*TASK DATA:*
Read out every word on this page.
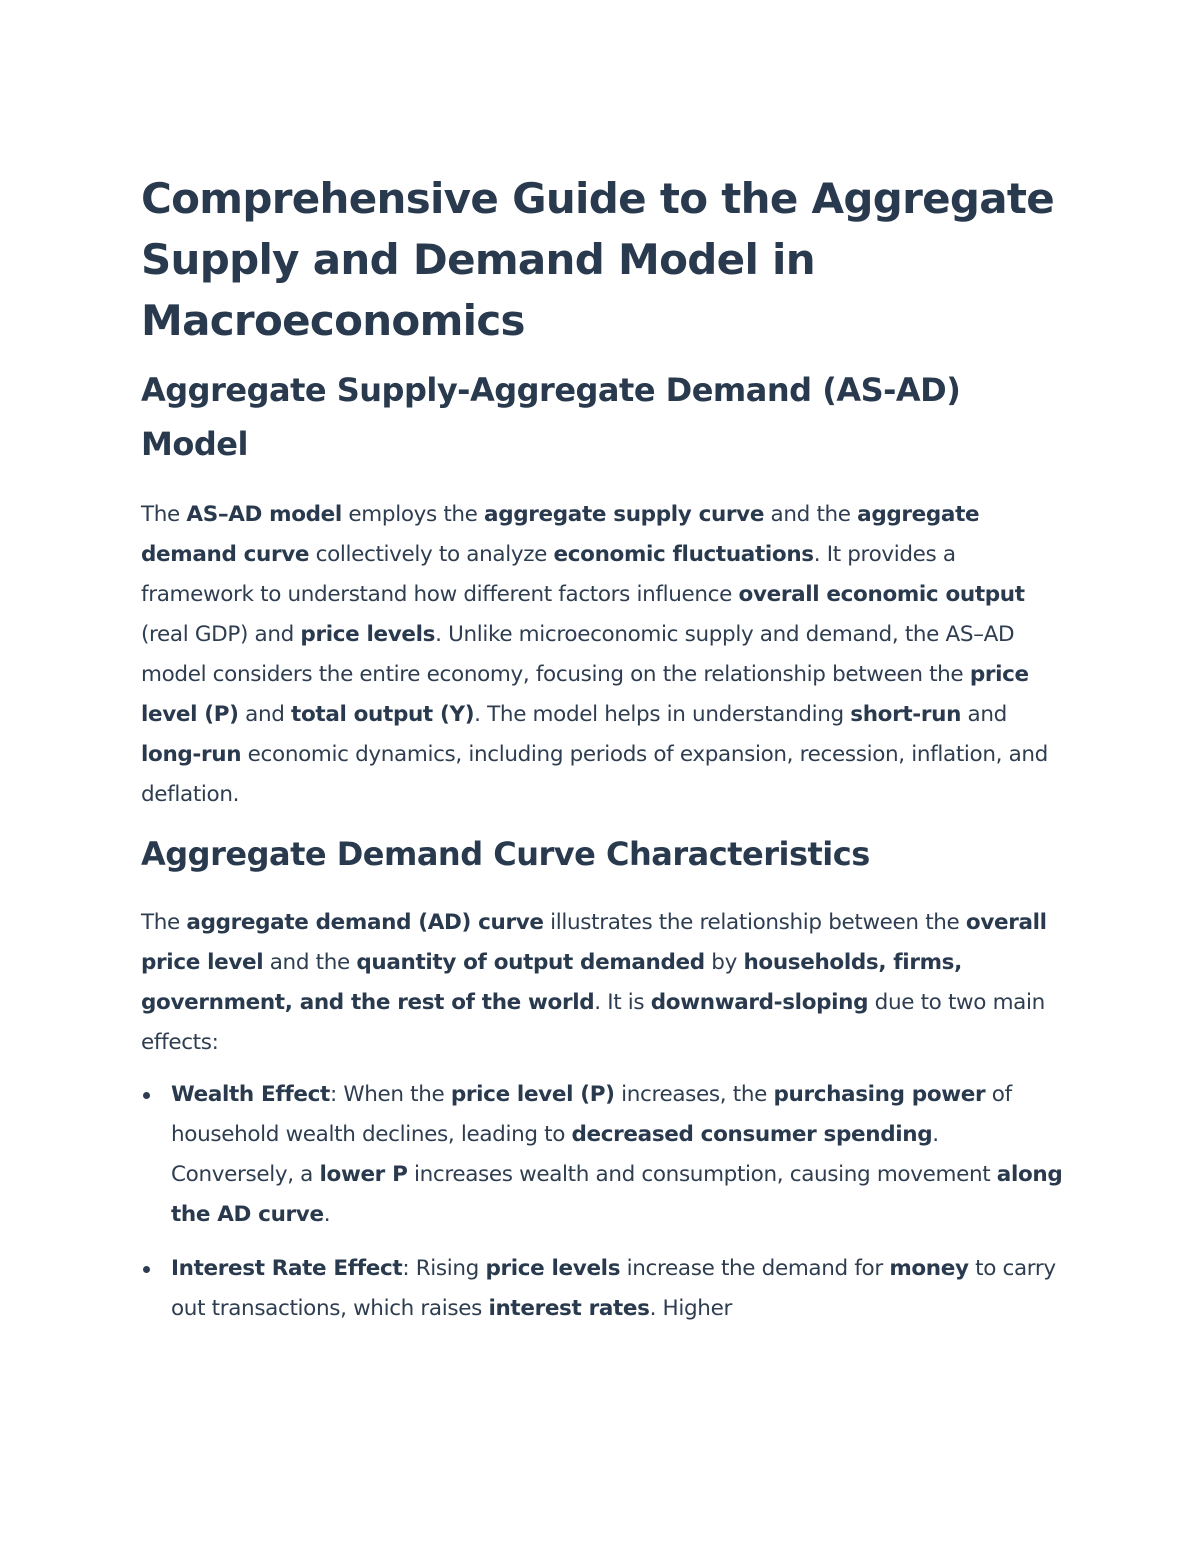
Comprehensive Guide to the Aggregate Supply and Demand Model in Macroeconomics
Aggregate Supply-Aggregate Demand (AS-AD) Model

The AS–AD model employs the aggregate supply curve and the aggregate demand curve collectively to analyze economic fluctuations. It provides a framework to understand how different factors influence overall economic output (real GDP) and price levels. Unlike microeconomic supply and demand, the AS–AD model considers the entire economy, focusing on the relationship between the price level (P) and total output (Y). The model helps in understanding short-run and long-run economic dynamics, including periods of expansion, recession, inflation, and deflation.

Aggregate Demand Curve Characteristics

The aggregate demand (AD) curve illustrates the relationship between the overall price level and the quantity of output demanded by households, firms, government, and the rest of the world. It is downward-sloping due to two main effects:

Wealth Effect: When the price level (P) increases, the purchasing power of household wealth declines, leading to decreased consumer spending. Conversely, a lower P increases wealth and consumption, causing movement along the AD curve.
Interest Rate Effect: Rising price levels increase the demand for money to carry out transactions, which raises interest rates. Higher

*BRIEF:* Using the data above, print every line exactly, omitting pictures.

*RESULT OF THIS EXERCISE:*
Read out every word on this page.
Comprehensive Guide to the Aggregate Supply and Demand Model in Macroeconomics
Aggregate Supply-Aggregate Demand (AS-AD) Model

The AS–AD model employs the aggregate supply curve and the aggregate demand curve collectively to analyze economic fluctuations. It provides a framework to understand how different factors influence overall economic output (real GDP) and price levels. Unlike microeconomic supply and demand, the AS–AD model considers the entire economy, focusing on the relationship between the price level (P) and total output (Y). The model helps in understanding short-run and long-run economic dynamics, including periods of expansion, recession, inflation, and deflation.

Aggregate Demand Curve Characteristics

The aggregate demand (AD) curve illustrates the relationship between the overall price level and the quantity of output demanded by households, firms, government, and the rest of the world. It is downward-sloping due to two main effects:

Wealth Effect: When the price level (P) increases, the purchasing power of household wealth declines, leading to decreased consumer spending. Conversely, a lower P increases wealth and consumption, causing movement along the AD curve.
Interest Rate Effect: Rising price levels increase the demand for money to carry out transactions, which raises interest rates. Higher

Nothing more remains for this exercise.